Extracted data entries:

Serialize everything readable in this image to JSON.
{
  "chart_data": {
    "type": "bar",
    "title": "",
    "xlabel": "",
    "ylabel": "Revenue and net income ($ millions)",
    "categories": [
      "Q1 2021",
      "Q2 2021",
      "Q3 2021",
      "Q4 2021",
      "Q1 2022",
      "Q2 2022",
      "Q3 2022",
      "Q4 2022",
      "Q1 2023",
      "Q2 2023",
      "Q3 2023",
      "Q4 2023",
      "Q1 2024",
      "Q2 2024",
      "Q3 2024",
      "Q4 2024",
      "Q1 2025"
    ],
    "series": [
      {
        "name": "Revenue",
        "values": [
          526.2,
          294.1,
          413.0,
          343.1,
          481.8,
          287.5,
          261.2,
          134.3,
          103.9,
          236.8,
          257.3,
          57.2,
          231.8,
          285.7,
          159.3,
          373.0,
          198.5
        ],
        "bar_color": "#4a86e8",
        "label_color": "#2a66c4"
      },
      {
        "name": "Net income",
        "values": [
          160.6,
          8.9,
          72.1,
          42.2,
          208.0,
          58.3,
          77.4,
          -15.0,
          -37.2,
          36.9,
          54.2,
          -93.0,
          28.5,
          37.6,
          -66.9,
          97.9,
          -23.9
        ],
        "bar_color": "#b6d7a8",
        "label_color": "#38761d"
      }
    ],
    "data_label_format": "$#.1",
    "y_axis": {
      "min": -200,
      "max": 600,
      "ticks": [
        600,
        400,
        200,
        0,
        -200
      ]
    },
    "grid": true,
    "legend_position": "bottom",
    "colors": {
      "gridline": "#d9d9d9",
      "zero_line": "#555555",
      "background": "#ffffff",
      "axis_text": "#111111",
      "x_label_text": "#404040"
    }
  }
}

• Exercise goal
Show all lines from the listing above in which "income" appears.

• Result of this exercise
    "ylabel": "Revenue and net income ($ millions)",
        "name": "Net income",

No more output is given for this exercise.